━━ Dataset records ━━
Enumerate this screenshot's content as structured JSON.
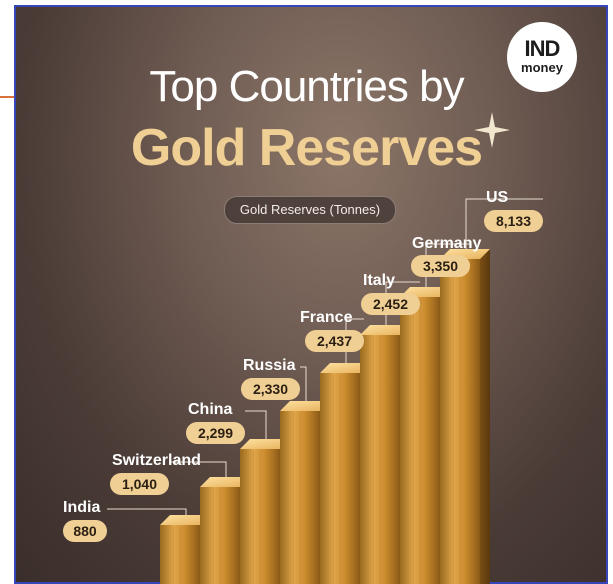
{
  "brand": {
    "logo_top": "IND",
    "logo_bottom": "money"
  },
  "title_line1": "Top Countries by",
  "title_line2": "Gold Reserves",
  "subtitle": "Gold Reserves (Tonnes)",
  "colors": {
    "title_accent": "#f0cf94",
    "label_pill": "#f0cf94",
    "background": "#5a4842",
    "bar_gold": "#d99c3a"
  },
  "chart_data": {
    "type": "bar",
    "title": "Gold Reserves",
    "ylabel": "Gold Reserves (Tonnes)",
    "categories": [
      "India",
      "Switzerland",
      "China",
      "Russia",
      "France",
      "Italy",
      "Germany",
      "US"
    ],
    "values": [
      880,
      1040,
      2299,
      2330,
      2437,
      2452,
      3350,
      8133
    ],
    "value_labels": [
      "880",
      "1,040",
      "2,299",
      "2,330",
      "2,437",
      "2,452",
      "3,350",
      "8,133"
    ]
  }
}
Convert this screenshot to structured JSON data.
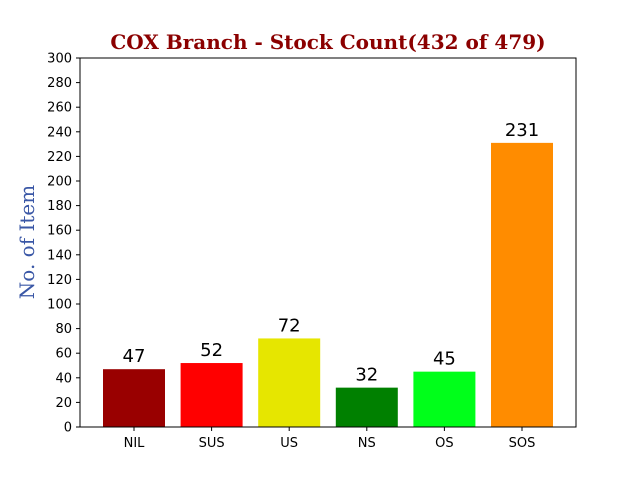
{
  "chart_data": {
    "type": "bar",
    "title": "COX Branch - Stock Count(432 of 479)",
    "xlabel": "",
    "ylabel": "No. of Item",
    "categories": [
      "NIL",
      "SUS",
      "US",
      "NS",
      "OS",
      "SOS"
    ],
    "values": [
      47,
      52,
      72,
      32,
      45,
      231
    ],
    "colors": [
      "#990000",
      "#ff0000",
      "#e6e600",
      "#008000",
      "#00ff1a",
      "#ff8c00"
    ],
    "ylim": [
      0,
      300
    ],
    "yticks": [
      "0",
      "20",
      "40",
      "60",
      "80",
      "100",
      "120",
      "140",
      "160",
      "180",
      "200",
      "220",
      "240",
      "260",
      "280",
      "300"
    ],
    "grid": false,
    "legend": "none"
  },
  "styles": {
    "title_color": "#8b0000",
    "ylabel_color": "#3a57a6"
  }
}
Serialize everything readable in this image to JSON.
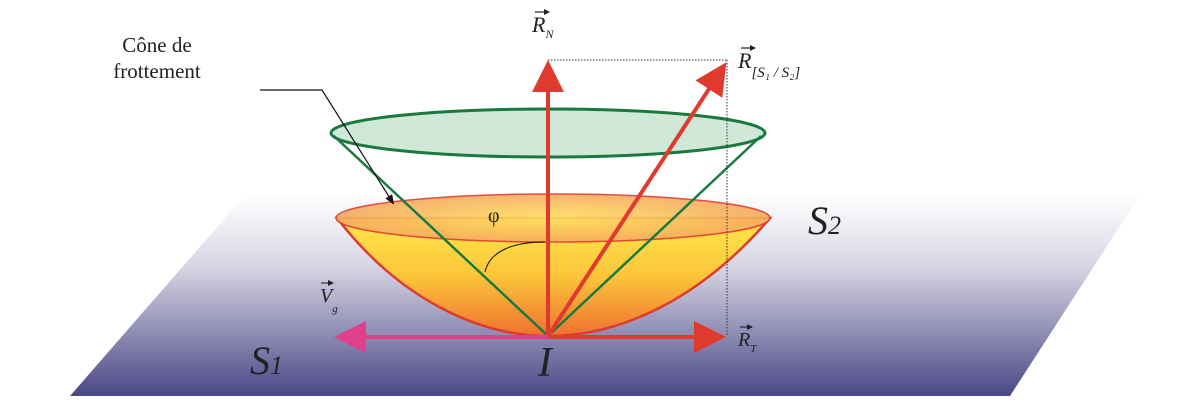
{
  "labels": {
    "cone_line1": "Cône de",
    "cone_line2": "frottement",
    "rn": "R",
    "rn_sub": "N",
    "r": "R",
    "r_sub": "[S₁ / S₂]",
    "rt": "R",
    "rt_sub": "T",
    "vg": "V",
    "vg_sub": "g",
    "phi": "φ",
    "s1": "S",
    "s1_sub": "1",
    "s2": "S",
    "s2_sub": "2",
    "point": "I"
  },
  "colors": {
    "plane_top": "#ffffff",
    "plane_bottom": "#4a4886",
    "cone_green": "#1a7a3e",
    "cone_fill": "#cfe8d8",
    "bowl_top": "#ffe84a",
    "bowl_bottom": "#f07030",
    "arrow_red": "#e03a2e",
    "arrow_pink": "#e0408a"
  }
}
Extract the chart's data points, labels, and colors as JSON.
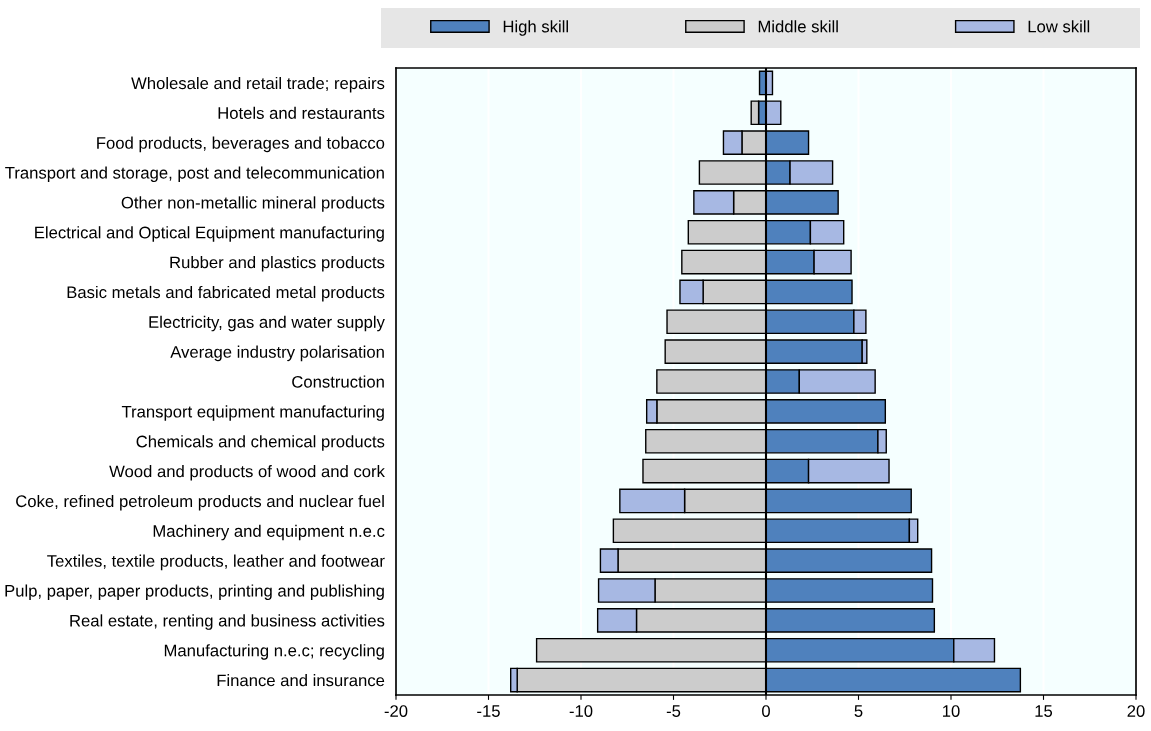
{
  "chart_data": {
    "type": "bar",
    "orientation": "horizontal",
    "stacked": true,
    "categories": [
      "Wholesale and retail trade; repairs",
      "Hotels and restaurants",
      "Food products, beverages and tobacco",
      "Transport and storage, post and telecommunication",
      "Other non-metallic mineral products",
      "Electrical and Optical Equipment manufacturing",
      "Rubber and plastics products",
      "Basic metals and fabricated metal products",
      "Electricity, gas and water supply",
      "Average industry polarisation",
      "Construction",
      "Transport equipment manufacturing",
      "Chemicals and chemical products",
      "Wood and products of wood and cork",
      "Coke, refined petroleum products and nuclear fuel",
      "Machinery and equipment n.e.c",
      "Textiles, textile products, leather and footwear",
      "Pulp, paper, paper products, printing and publishing",
      "Real estate, renting and business activities",
      "Manufacturing n.e.c; recycling",
      "Finance and insurance"
    ],
    "series": [
      {
        "name": "High skill",
        "color": "#4f81bd",
        "values": [
          -0.35,
          -0.4,
          2.3,
          1.3,
          3.9,
          2.4,
          2.6,
          4.65,
          4.75,
          5.2,
          1.8,
          6.45,
          6.05,
          2.3,
          7.85,
          7.75,
          8.95,
          9.0,
          9.1,
          10.15,
          13.75
        ]
      },
      {
        "name": "Middle skill",
        "color": "#cccccc",
        "values": [
          0,
          -0.4,
          -1.3,
          -3.6,
          -1.75,
          -4.2,
          -4.55,
          -3.4,
          -5.35,
          -5.45,
          -5.9,
          -5.9,
          -6.5,
          -6.65,
          -4.4,
          -8.25,
          -8.0,
          -6.0,
          -7.0,
          -12.4,
          -13.45
        ]
      },
      {
        "name": "Low skill",
        "color": "#a7b8e3",
        "values": [
          0.35,
          0.8,
          -1.0,
          2.3,
          -2.15,
          1.8,
          2.0,
          -1.25,
          0.65,
          0.25,
          4.1,
          -0.55,
          0.45,
          4.35,
          -3.5,
          0.45,
          -0.95,
          -3.05,
          -2.1,
          2.2,
          -0.35
        ]
      }
    ],
    "xlim": [
      -20,
      20
    ],
    "xticks": [
      -20,
      -15,
      -10,
      -5,
      0,
      5,
      10,
      15,
      20
    ],
    "grid": "x",
    "legend": "top"
  }
}
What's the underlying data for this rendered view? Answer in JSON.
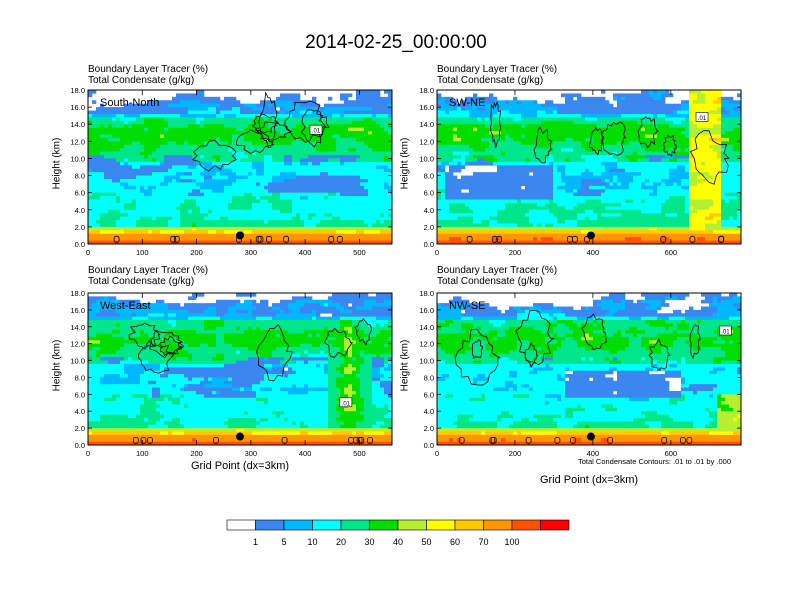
{
  "title": "2014-02-25_00:00:00",
  "subtitle_line1": "Boundary Layer Tracer   (%)",
  "subtitle_line2": "Total Condensate   (g/kg)",
  "contour_note": "Total Condensate Contours: .01 to .01 by .000",
  "colorbar": {
    "levels": [
      "1",
      "5",
      "10",
      "20",
      "30",
      "40",
      "50",
      "60",
      "70",
      "100"
    ],
    "colors": [
      "#ffffff",
      "#3a87f0",
      "#00b8ff",
      "#00ffff",
      "#00e68a",
      "#00dd00",
      "#b4f030",
      "#ffff00",
      "#ffc800",
      "#ff9600",
      "#ff5000",
      "#ff0000"
    ]
  },
  "chart_data": [
    {
      "type": "heatmap",
      "label": "South-North",
      "ylabel": "Height (km)",
      "xlabel": "",
      "xlim": [
        0,
        560
      ],
      "ylim": [
        0,
        18
      ],
      "xticks": [
        "0",
        "100",
        "200",
        "300",
        "400",
        "500"
      ],
      "yticks": [
        "0.0",
        "2.0",
        "4.0",
        "6.0",
        "8.0",
        "10.0",
        "12.0",
        "14.0",
        "16.0",
        "18.0"
      ],
      "contour_label": ".01",
      "contour_label_pos": [
        420,
        13.3
      ],
      "marker": [
        280,
        1.0
      ]
    },
    {
      "type": "heatmap",
      "label": "SW-NE",
      "ylabel": "Height (km)",
      "xlabel": "",
      "xlim": [
        0,
        780
      ],
      "ylim": [
        0,
        18
      ],
      "xticks": [
        "0",
        "200",
        "400",
        "600"
      ],
      "yticks": [
        "0.0",
        "2.0",
        "4.0",
        "6.0",
        "8.0",
        "10.0",
        "12.0",
        "14.0",
        "16.0",
        "18.0"
      ],
      "contour_label": ".01",
      "contour_label_pos": [
        680,
        14.8
      ],
      "marker": [
        395,
        1.0
      ]
    },
    {
      "type": "heatmap",
      "label": "West-East",
      "ylabel": "Height (km)",
      "xlabel": "Grid Point (dx=3km)",
      "xlim": [
        0,
        560
      ],
      "ylim": [
        0,
        18
      ],
      "xticks": [
        "0",
        "100",
        "200",
        "300",
        "400",
        "500"
      ],
      "yticks": [
        "0.0",
        "2.0",
        "4.0",
        "6.0",
        "8.0",
        "10.0",
        "12.0",
        "14.0",
        "16.0",
        "18.0"
      ],
      "contour_label": ".01",
      "contour_label_pos": [
        475,
        5.0
      ],
      "marker": [
        280,
        1.0
      ]
    },
    {
      "type": "heatmap",
      "label": "NW-SE",
      "ylabel": "Height (km)",
      "xlabel": "Grid Point (dx=3km)",
      "xlim": [
        0,
        780
      ],
      "ylim": [
        0,
        18
      ],
      "xticks": [
        "0",
        "200",
        "400",
        "600"
      ],
      "yticks": [
        "0.0",
        "2.0",
        "4.0",
        "6.0",
        "8.0",
        "10.0",
        "12.0",
        "14.0",
        "16.0",
        "18.0"
      ],
      "contour_label": ".01",
      "contour_label_pos": [
        740,
        13.5
      ],
      "marker": [
        395,
        1.0
      ]
    }
  ]
}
━━━
__Task statement__
Only the number is wanted: how many lines contain the string "skill"?

__Result for this task__
3